◆ **GIVEN INSTRUCTION**:
Copy out, from the entries below, each line holding the string "μεγαλύτερο".

◆ **TASK MATERIAL**:
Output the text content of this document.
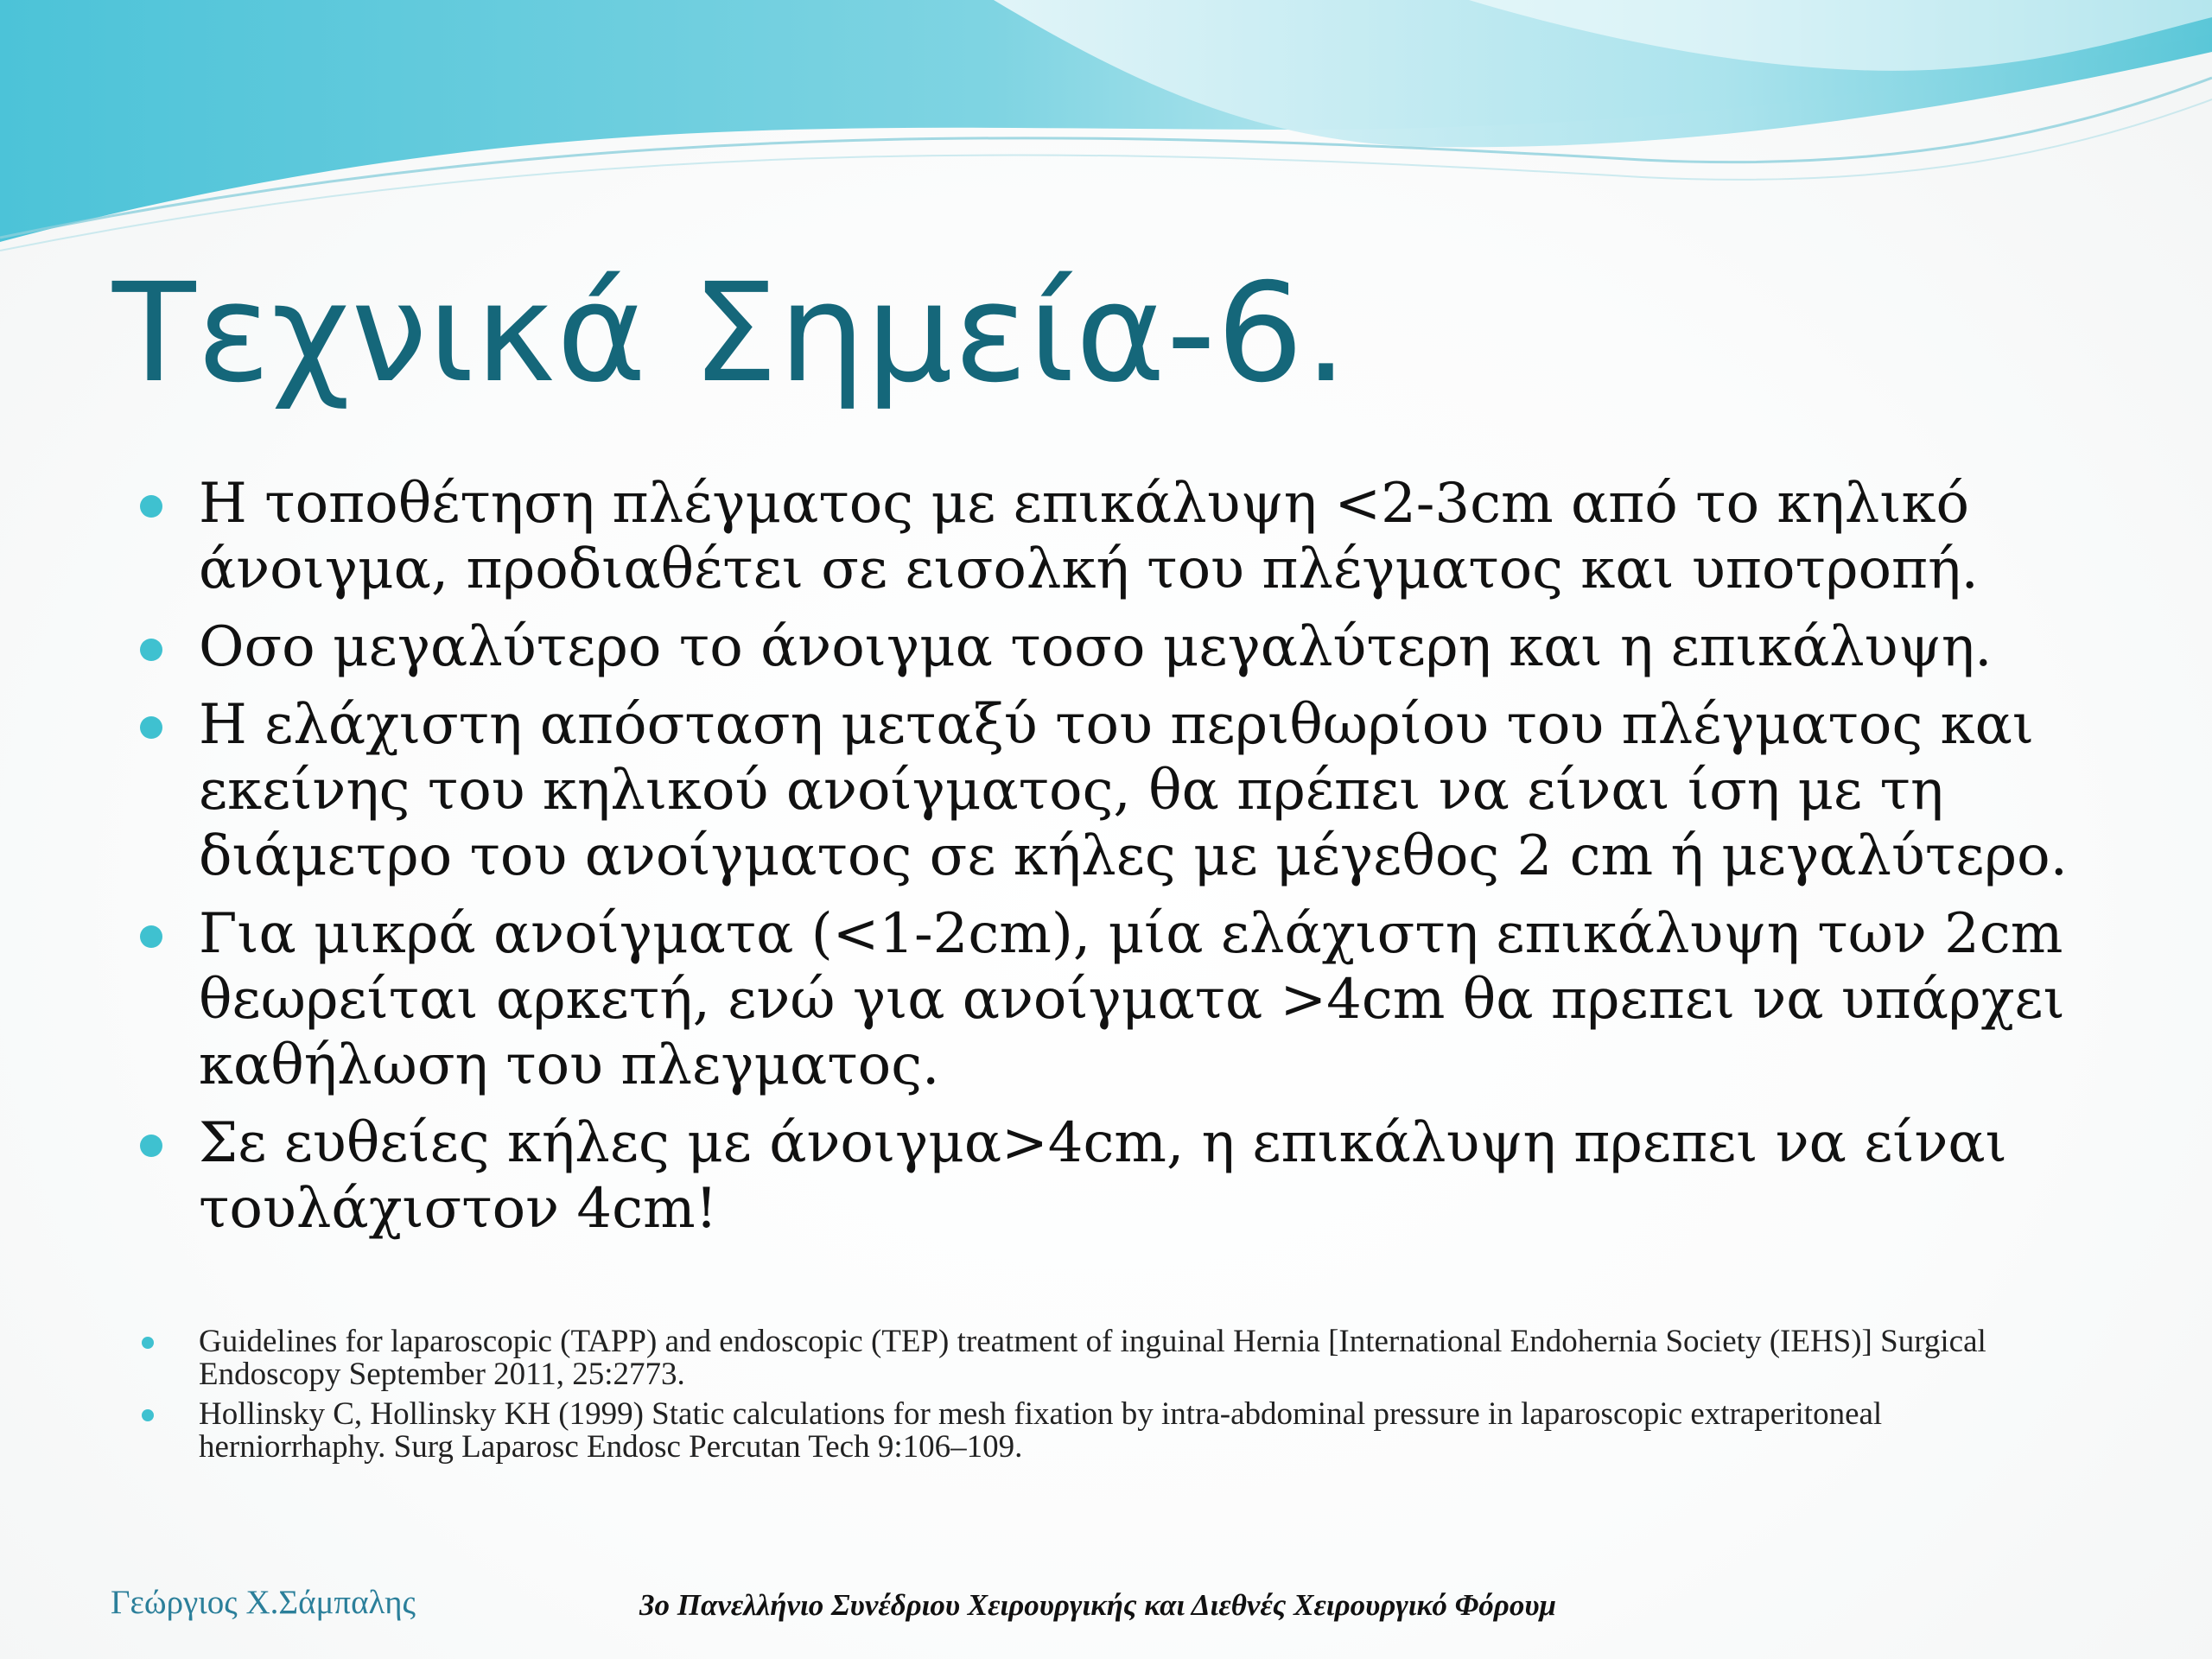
Τεχνικά Σημεία-6.
Η τοποθέτηση πλέγματος με επικάλυψη <2-3cm από το κηλικό άνοιγμα, προδιαθέτει σε εισολκή του πλέγματος και υποτροπή.
Οσο μεγαλύτερο το άνοιγμα τοσο μεγαλύτερη και η επικάλυψη.
Η ελάχιστη απόσταση μεταξύ του περιθωρίου του πλέγματος και εκείνης του κηλικού ανοίγματος, θα πρέπει να είναι ίση με τη διάμετρο του ανοίγματος σε κήλες με μέγεθος 2 cm ή μεγαλύτερο.
Για μικρά ανοίγματα (<1-2cm), μία ελάχιστη επικάλυψη των 2cm θεωρείται αρκετή, ενώ για ανοίγματα >4cm θα πρεπει να υπάρχει καθήλωση του πλεγματος.
Σε ευθείες κήλες με άνοιγμα>4cm, η επικάλυψη πρεπει να είναι τουλάχιστον 4cm!
Guidelines for laparoscopic (TAPP) and endoscopic (TEP) treatment of inguinal Hernia [International Endohernia Society (IEHS)] Surgical Endoscopy September 2011, 25:2773.
Hollinsky C, Hollinsky KH (1999) Static calculations for mesh fixation by intra-abdominal pressure in laparoscopic extraperitoneal herniorrhaphy. Surg Laparosc Endosc Percutan Tech 9:106–109.
Γεώργιος Χ.Σάμπαλης	3o Πανελλήνιο Συνέδριου Χειρουργικής και Διεθνές Χειρουργικό Φόρουμ
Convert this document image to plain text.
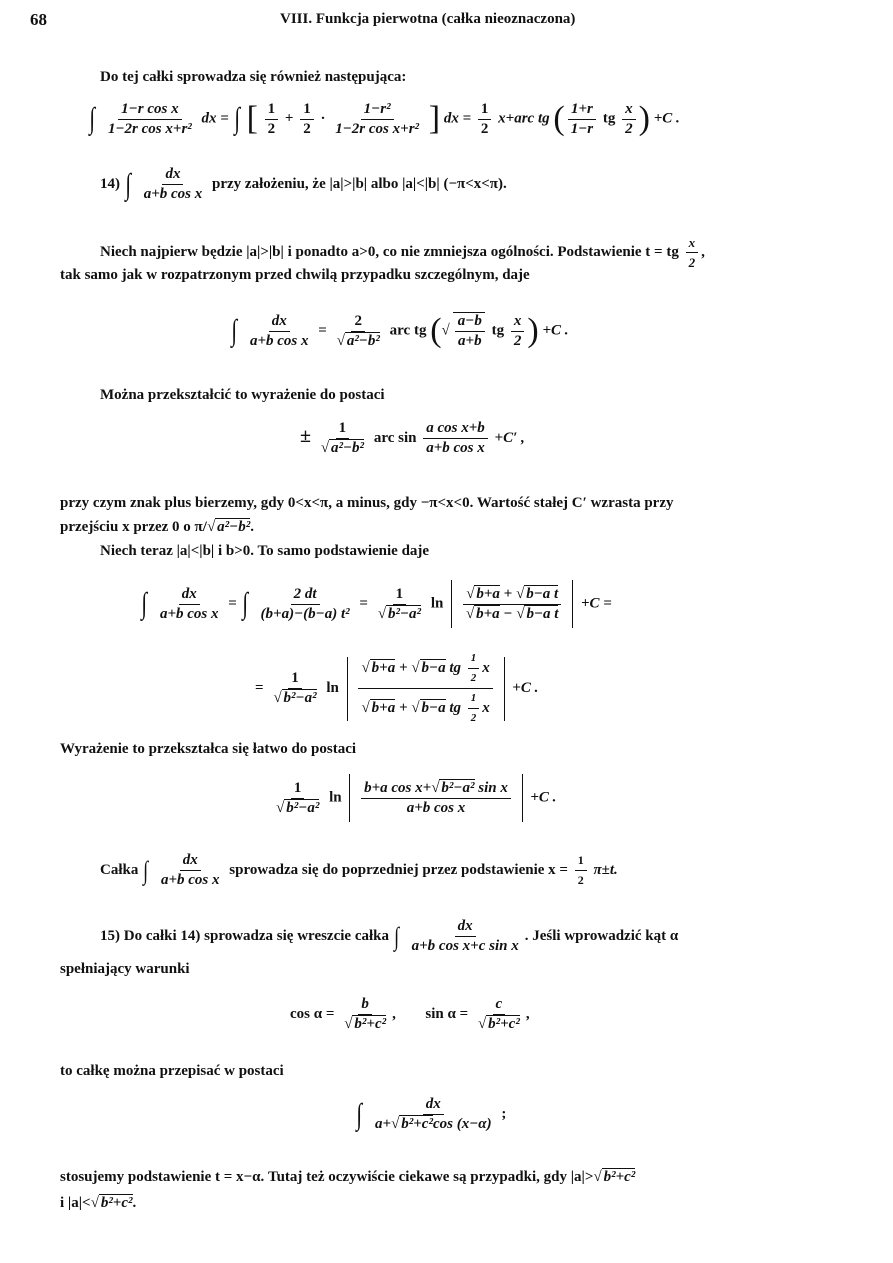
68	VIII. Funkcja pierwotna (całka nieoznaczona)
Do tej całki sprowadza się również następująca:
∫ $\frac{\text{1−r cos x}}{\text{1−2r cos x+r²}}$ dx = ∫ [ $\frac{1}{2} + \frac{1}{2} \cdot \frac{\text{1−r²}}{\text{1−2r cos x+r²}}$ ] dx = $\frac{1}{2} x+arc$ tg ( $\frac{1+r}{1-r}$ tg $\frac{x}{2}$ ) +C .
14) ∫ $\frac{dx}{\text{a+b cos x}}$ przy założeniu, że |a|>|b| albo |a|<|b| (−π<x<π).
Niech najpierw będzie |a|>|b| i ponadto a>0, co nie zmniejsza ogólności. Podstawienie t = tg $\frac{x}{2}$ ,
tak samo jak w rozpatrzonym przed chwilą przypadku szczególnym, daje
∫ $\frac{dx}{\text{a+b cos x}} = \frac{2}{\text{√ a²−b²}}$ arc tg (√ $\frac{a-b}{a+b}$ tg $\frac{x}{2}$ ) +C .
Można przekształcić to wyrażenie do postaci
± $\frac{1}{\text{√ a²−b²}}$ arc $\sin \frac{\text{a cos x+b}}{\text{a+b cos x}} +C'$ ,
przy czym znak plus bierzemy, gdy 0<x<π, a minus, gdy −π<x<0. Wartość stałej C′ wzrasta przy
przejściu x przez 0 o π/√ a²−b².
Niech teraz |a|<|b| i b>0. To samo podstawienie daje
∫ $\frac{dx}{\text{a+b cos x}}$ = ∫ $\frac{2 dt}{\text{(b+a)−(b−a) t²}} = \frac{1}{\text{√ b²−a²}}$ $\ln \frac{\text{√ b+a + √ b−a t}}{\text{√ b+a − √ b−a t}} +C$ =
= $\frac{1}{\text{√ b²−a²}}$ $\ln \frac{√ b+a + √ b-a tg \frac{1}{2} x}{√ b+a + √ b-a tg \frac{1}{2} x} +C$ .
Wyrażenie to przekształca się łatwo do postaci
$\frac{1}{\text{√ b²−a²}}$ $\ln \frac{\text{b+a cos x+√ b²−a² sin x}}{\text{a+b cos x}} +C$ .
Całka ∫ $\frac{dx}{\text{a+b cos x}}$ sprowadza się do poprzedniej przez podstawienie $x = \frac{1}{2} \pi\pm t$.
15) Do całki 14) sprowadza się wreszcie całka ∫ $\frac{dx}{\text{a+b cos x+c sin x}}$ . Jeśli wprowadzić kąt α
spełniający warunki
$\cos \alpha = \frac{b}{\text{√ b²+c²}}$ , $\sin \alpha = \frac{c}{\text{√ b²+c²}}$ ,
to całkę można przepisać w postaci
∫ $\frac{dx}{\text{a+√ b²+c²cos (x−α)}}$ ;
stosujemy podstawienie t = x−α. Tutaj też oczywiście ciekawe są przypadki, gdy |a|>√ b²+c²
i |a|<√ b²+c².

◆ **EXERCISE ANSWER**:
Οσο μεγαλύτερο το άνοιγμα τοσο μεγαλύτερη και η επικάλυψη.
Η ελάχιστη απόσταση μεταξύ του περιθωρίου του πλέγματος και εκείνης του κηλικού ανοίγματος, θα πρέπει να είναι ίση με τη διάμετρο του ανοίγματος σε κήλες με μέγεθος 2 cm ή μεγαλύτερο.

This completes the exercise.